> STATED GOAL:
Copy each line exactly.
--- STORED RECORDS ---
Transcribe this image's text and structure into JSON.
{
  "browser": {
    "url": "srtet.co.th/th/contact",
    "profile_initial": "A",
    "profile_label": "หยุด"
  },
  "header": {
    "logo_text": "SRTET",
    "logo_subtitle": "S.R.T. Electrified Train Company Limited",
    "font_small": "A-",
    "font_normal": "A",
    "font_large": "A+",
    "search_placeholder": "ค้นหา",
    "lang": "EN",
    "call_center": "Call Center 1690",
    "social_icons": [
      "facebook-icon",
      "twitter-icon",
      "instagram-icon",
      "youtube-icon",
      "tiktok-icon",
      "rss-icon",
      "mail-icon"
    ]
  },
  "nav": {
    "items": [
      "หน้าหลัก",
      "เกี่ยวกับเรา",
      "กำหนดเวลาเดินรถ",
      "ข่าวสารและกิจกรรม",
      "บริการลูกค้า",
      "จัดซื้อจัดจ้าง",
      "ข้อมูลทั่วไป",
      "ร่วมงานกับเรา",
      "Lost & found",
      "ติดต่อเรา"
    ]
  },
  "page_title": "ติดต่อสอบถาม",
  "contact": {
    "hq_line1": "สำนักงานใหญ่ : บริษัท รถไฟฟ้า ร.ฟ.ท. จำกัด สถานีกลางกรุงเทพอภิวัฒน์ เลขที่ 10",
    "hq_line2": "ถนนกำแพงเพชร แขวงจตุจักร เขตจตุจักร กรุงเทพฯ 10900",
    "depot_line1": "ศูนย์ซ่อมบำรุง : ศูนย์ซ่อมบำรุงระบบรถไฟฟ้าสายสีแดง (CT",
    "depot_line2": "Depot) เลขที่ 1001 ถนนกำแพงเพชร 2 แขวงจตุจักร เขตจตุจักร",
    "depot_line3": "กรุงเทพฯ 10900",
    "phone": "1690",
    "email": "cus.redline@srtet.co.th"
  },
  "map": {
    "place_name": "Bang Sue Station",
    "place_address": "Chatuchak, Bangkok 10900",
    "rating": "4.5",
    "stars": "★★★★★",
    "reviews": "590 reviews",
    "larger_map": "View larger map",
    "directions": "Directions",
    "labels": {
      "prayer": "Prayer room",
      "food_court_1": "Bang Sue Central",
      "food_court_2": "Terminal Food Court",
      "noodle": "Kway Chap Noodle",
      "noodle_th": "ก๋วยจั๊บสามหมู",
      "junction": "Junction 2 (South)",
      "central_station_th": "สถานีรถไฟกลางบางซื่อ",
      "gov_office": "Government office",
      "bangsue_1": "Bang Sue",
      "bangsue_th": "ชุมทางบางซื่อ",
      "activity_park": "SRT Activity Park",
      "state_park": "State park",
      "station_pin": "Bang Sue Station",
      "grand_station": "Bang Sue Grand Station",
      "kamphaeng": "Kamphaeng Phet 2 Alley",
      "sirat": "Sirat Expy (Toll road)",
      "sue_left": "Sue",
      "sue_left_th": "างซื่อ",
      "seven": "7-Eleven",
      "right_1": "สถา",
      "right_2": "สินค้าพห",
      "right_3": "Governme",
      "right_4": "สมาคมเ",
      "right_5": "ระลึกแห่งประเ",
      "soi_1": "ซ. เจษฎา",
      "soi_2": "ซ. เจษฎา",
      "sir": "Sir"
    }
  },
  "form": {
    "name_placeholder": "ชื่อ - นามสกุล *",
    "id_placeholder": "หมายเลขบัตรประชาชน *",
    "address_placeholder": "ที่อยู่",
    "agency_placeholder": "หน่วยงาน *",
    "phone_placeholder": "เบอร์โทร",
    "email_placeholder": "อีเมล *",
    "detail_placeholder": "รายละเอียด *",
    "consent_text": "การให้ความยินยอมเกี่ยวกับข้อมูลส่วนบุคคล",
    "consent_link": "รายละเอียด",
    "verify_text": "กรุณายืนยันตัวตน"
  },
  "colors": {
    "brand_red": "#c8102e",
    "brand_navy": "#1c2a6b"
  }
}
---
> RESPONSE TO THIS TASK:
Transcribe this image's text and structure into JSON.
{
  "browser": {
    "url": "srtet.co.th/th/contact",
    "profile_initial": "A",
    "profile_label": "หยุด"
  },
  "header": {
    "logo_text": "SRTET",
    "logo_subtitle": "S.R.T. Electrified Train Company Limited",
    "font_small": "A-",
    "font_normal": "A",
    "font_large": "A+",
    "search_placeholder": "ค้นหา",
    "lang": "EN",
    "call_center": "Call Center 1690",
    "social_icons": [
      "facebook-icon",
      "twitter-icon",
      "instagram-icon",
      "youtube-icon",
      "tiktok-icon",
      "rss-icon",
      "mail-icon"
    ]
  },
  "nav": {
    "items": [
      "หน้าหลัก",
      "เกี่ยวกับเรา",
      "กำหนดเวลาเดินรถ",
      "ข่าวสารและกิจกรรม",
      "บริการลูกค้า",
      "จัดซื้อจัดจ้าง",
      "ข้อมูลทั่วไป",
      "ร่วมงานกับเรา",
      "Lost & found",
      "ติดต่อเรา"
    ]
  },
  "page_title": "ติดต่อสอบถาม",
  "contact": {
    "hq_line1": "สำนักงานใหญ่ : บริษัท รถไฟฟ้า ร.ฟ.ท. จำกัด สถานีกลางกรุงเทพอภิวัฒน์ เลขที่ 10",
    "hq_line2": "ถนนกำแพงเพชร แขวงจตุจักร เขตจตุจักร กรุงเทพฯ 10900",
    "depot_line1": "ศูนย์ซ่อมบำรุง : ศูนย์ซ่อมบำรุงระบบรถไฟฟ้าสายสีแดง (CT",
    "depot_line2": "Depot) เลขที่ 1001 ถนนกำแพงเพชร 2 แขวงจตุจักร เขตจตุจักร",
    "depot_line3": "กรุงเทพฯ 10900",
    "phone": "1690",
    "email": "cus.redline@srtet.co.th"
  },
  "map": {
    "place_name": "Bang Sue Station",
    "place_address": "Chatuchak, Bangkok 10900",
    "rating": "4.5",
    "stars": "★★★★★",
    "reviews": "590 reviews",
    "larger_map": "View larger map",
    "directions": "Directions",
    "labels": {
      "prayer": "Prayer room",
      "food_court_1": "Bang Sue Central",
      "food_court_2": "Terminal Food Court",
      "noodle": "Kway Chap Noodle",
      "noodle_th": "ก๋วยจั๊บสามหมู",
      "junction": "Junction 2 (South)",
      "central_station_th": "สถานีรถไฟกลางบางซื่อ",
      "gov_office": "Government office",
      "bangsue_1": "Bang Sue",
      "bangsue_th": "ชุมทางบางซื่อ",
      "activity_park": "SRT Activity Park",
      "state_park": "State park",
      "station_pin": "Bang Sue Station",
      "grand_station": "Bang Sue Grand Station",
      "kamphaeng": "Kamphaeng Phet 2 Alley",
      "sirat": "Sirat Expy (Toll road)",
      "sue_left": "Sue",
      "sue_left_th": "างซื่อ",
      "seven": "7-Eleven",
      "right_1": "สถา",
      "right_2": "สินค้าพห",
      "right_3": "Governme",
      "right_4": "สมาคมเ",
      "right_5": "ระลึกแห่งประเ",
      "soi_1": "ซ. เจษฎา",
      "soi_2": "ซ. เจษฎา",
      "sir": "Sir"
    }
  },
  "form": {
    "name_placeholder": "ชื่อ - นามสกุล *",
    "id_placeholder": "หมายเลขบัตรประชาชน *",
    "address_placeholder": "ที่อยู่",
    "agency_placeholder": "หน่วยงาน *",
    "phone_placeholder": "เบอร์โทร",
    "email_placeholder": "อีเมล *",
    "detail_placeholder": "รายละเอียด *",
    "consent_text": "การให้ความยินยอมเกี่ยวกับข้อมูลส่วนบุคคล",
    "consent_link": "รายละเอียด",
    "verify_text": "กรุณายืนยันตัวตน"
  },
  "colors": {
    "brand_red": "#c8102e",
    "brand_navy": "#1c2a6b"
  }
}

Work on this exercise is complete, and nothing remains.